◆ DATA TO USE:

────────

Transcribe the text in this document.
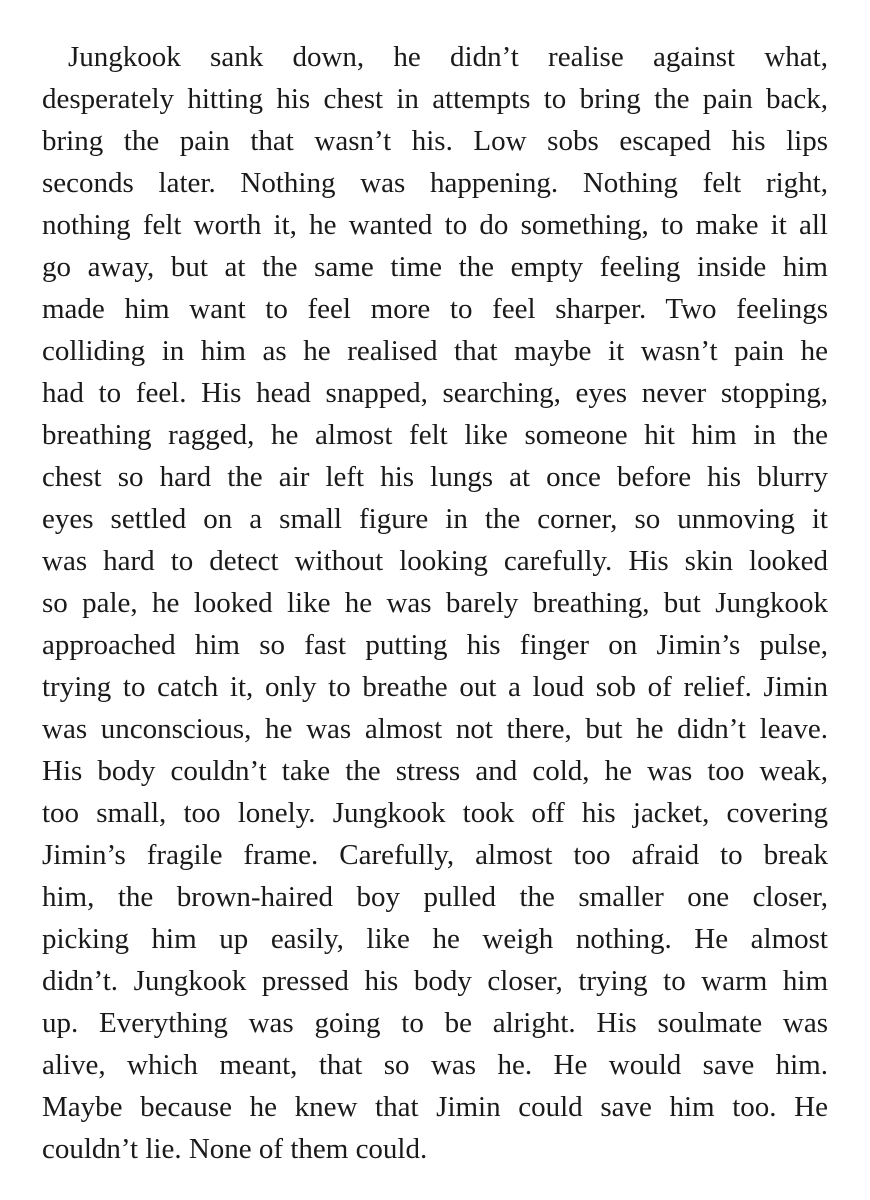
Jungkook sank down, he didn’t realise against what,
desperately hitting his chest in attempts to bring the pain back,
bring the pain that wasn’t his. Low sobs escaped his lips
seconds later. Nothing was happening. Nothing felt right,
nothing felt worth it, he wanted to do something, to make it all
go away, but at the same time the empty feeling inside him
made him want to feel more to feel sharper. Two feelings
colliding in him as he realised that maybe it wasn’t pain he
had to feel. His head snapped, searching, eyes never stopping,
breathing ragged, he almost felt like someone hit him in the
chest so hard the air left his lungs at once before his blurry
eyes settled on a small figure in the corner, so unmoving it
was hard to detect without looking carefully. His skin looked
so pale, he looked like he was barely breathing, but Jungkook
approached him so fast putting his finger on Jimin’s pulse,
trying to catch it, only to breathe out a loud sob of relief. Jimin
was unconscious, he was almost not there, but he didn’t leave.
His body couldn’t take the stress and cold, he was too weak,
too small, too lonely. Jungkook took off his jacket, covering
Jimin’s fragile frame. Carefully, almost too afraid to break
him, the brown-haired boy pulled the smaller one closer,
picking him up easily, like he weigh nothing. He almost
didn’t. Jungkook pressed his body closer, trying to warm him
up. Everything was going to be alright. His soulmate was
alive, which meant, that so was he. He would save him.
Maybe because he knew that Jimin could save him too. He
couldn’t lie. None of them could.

────────

◆ TASK DESCRIPTION: Identify each line containing the string "closer" and copy it out.

◆ EXPECTED OUTPUT:
him, the brown-haired boy pulled the smaller one closer,
didn’t. Jungkook pressed his body closer, trying to warm him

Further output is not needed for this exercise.